● WHAT IS BEING ASKED: Without the images, write out all of the following entries exactly.

Items from a figure collection

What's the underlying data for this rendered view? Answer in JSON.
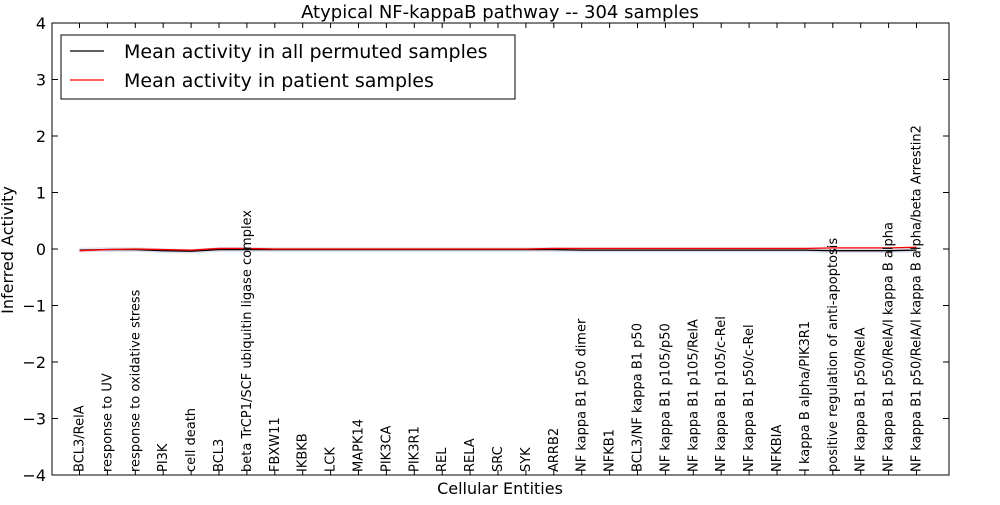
{
  "chart_data": {
    "type": "line",
    "title": "Atypical NF-kappaB pathway -- 304 samples",
    "xlabel": "Cellular Entities",
    "ylabel": "Inferred Activity",
    "ylim": [
      -4,
      4
    ],
    "yticks": [
      -4,
      -3,
      -2,
      -1,
      0,
      1,
      2,
      3,
      4
    ],
    "ytick_labels": [
      "−4",
      "−3",
      "−2",
      "−1",
      "0",
      "1",
      "2",
      "3",
      "4"
    ],
    "grid": false,
    "legend_position": "top-left",
    "categories": [
      "BCL3/RelA",
      "response to UV",
      "response to oxidative stress",
      "PI3K",
      "cell death",
      "BCL3",
      "beta TrCP1/SCF ubiquitin ligase complex",
      "FBXW11",
      "IKBKB",
      "LCK",
      "MAPK14",
      "PIK3CA",
      "PIK3R1",
      "REL",
      "RELA",
      "SRC",
      "SYK",
      "ARRB2",
      "NF kappa B1 p50 dimer",
      "NFKB1",
      "BCL3/NF kappa B1 p50",
      "NF kappa B1 p105/p50",
      "NF kappa B1 p105/RelA",
      "NF kappa B1 p105/c-Rel",
      "NF kappa B1 p50/c-Rel",
      "NFKBIA",
      "I kappa B alpha/PIK3R1",
      "positive regulation of anti-apoptosis",
      "NF kappa B1 p50/RelA",
      "NF kappa B1 p50/RelA/I kappa B alpha",
      "NF kappa B1 p50/RelA/I kappa B alpha/beta Arrestin2"
    ],
    "series": [
      {
        "name": "Mean activity in all permuted samples",
        "color": "#000000",
        "values": [
          -0.02,
          -0.01,
          -0.01,
          -0.03,
          -0.04,
          -0.01,
          -0.01,
          -0.01,
          -0.01,
          -0.01,
          -0.01,
          -0.01,
          -0.01,
          -0.01,
          -0.01,
          -0.01,
          -0.01,
          -0.01,
          -0.02,
          -0.02,
          -0.02,
          -0.02,
          -0.02,
          -0.02,
          -0.02,
          -0.02,
          -0.02,
          -0.03,
          -0.03,
          -0.03,
          -0.02
        ]
      },
      {
        "name": "Mean activity in patient samples",
        "color": "#ff0000",
        "values": [
          -0.03,
          -0.01,
          0.0,
          -0.01,
          -0.02,
          0.01,
          0.01,
          0.0,
          0.0,
          0.0,
          0.0,
          0.0,
          0.0,
          0.0,
          0.0,
          0.0,
          0.0,
          0.01,
          0.01,
          0.01,
          0.01,
          0.01,
          0.01,
          0.01,
          0.01,
          0.01,
          0.01,
          0.02,
          0.02,
          0.02,
          0.03
        ]
      }
    ],
    "band": {
      "color": "#b8b8d8",
      "half_width": 0.04
    }
  }
}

● SOLUTION TO THIS EXERCISE:
What's the underlying data for this rendered view? Answer in JSON.
{
  "chart_data": {
    "type": "line",
    "title": "Atypical NF-kappaB pathway -- 304 samples",
    "xlabel": "Cellular Entities",
    "ylabel": "Inferred Activity",
    "ylim": [
      -4,
      4
    ],
    "yticks": [
      -4,
      -3,
      -2,
      -1,
      0,
      1,
      2,
      3,
      4
    ],
    "ytick_labels": [
      "−4",
      "−3",
      "−2",
      "−1",
      "0",
      "1",
      "2",
      "3",
      "4"
    ],
    "grid": false,
    "legend_position": "top-left",
    "categories": [
      "BCL3/RelA",
      "response to UV",
      "response to oxidative stress",
      "PI3K",
      "cell death",
      "BCL3",
      "beta TrCP1/SCF ubiquitin ligase complex",
      "FBXW11",
      "IKBKB",
      "LCK",
      "MAPK14",
      "PIK3CA",
      "PIK3R1",
      "REL",
      "RELA",
      "SRC",
      "SYK",
      "ARRB2",
      "NF kappa B1 p50 dimer",
      "NFKB1",
      "BCL3/NF kappa B1 p50",
      "NF kappa B1 p105/p50",
      "NF kappa B1 p105/RelA",
      "NF kappa B1 p105/c-Rel",
      "NF kappa B1 p50/c-Rel",
      "NFKBIA",
      "I kappa B alpha/PIK3R1",
      "positive regulation of anti-apoptosis",
      "NF kappa B1 p50/RelA",
      "NF kappa B1 p50/RelA/I kappa B alpha",
      "NF kappa B1 p50/RelA/I kappa B alpha/beta Arrestin2"
    ],
    "series": [
      {
        "name": "Mean activity in all permuted samples",
        "color": "#000000",
        "values": [
          -0.02,
          -0.01,
          -0.01,
          -0.03,
          -0.04,
          -0.01,
          -0.01,
          -0.01,
          -0.01,
          -0.01,
          -0.01,
          -0.01,
          -0.01,
          -0.01,
          -0.01,
          -0.01,
          -0.01,
          -0.01,
          -0.02,
          -0.02,
          -0.02,
          -0.02,
          -0.02,
          -0.02,
          -0.02,
          -0.02,
          -0.02,
          -0.03,
          -0.03,
          -0.03,
          -0.02
        ]
      },
      {
        "name": "Mean activity in patient samples",
        "color": "#ff0000",
        "values": [
          -0.03,
          -0.01,
          0.0,
          -0.01,
          -0.02,
          0.01,
          0.01,
          0.0,
          0.0,
          0.0,
          0.0,
          0.0,
          0.0,
          0.0,
          0.0,
          0.0,
          0.0,
          0.01,
          0.01,
          0.01,
          0.01,
          0.01,
          0.01,
          0.01,
          0.01,
          0.01,
          0.01,
          0.02,
          0.02,
          0.02,
          0.03
        ]
      }
    ],
    "band": {
      "color": "#b8b8d8",
      "half_width": 0.04
    }
  }
}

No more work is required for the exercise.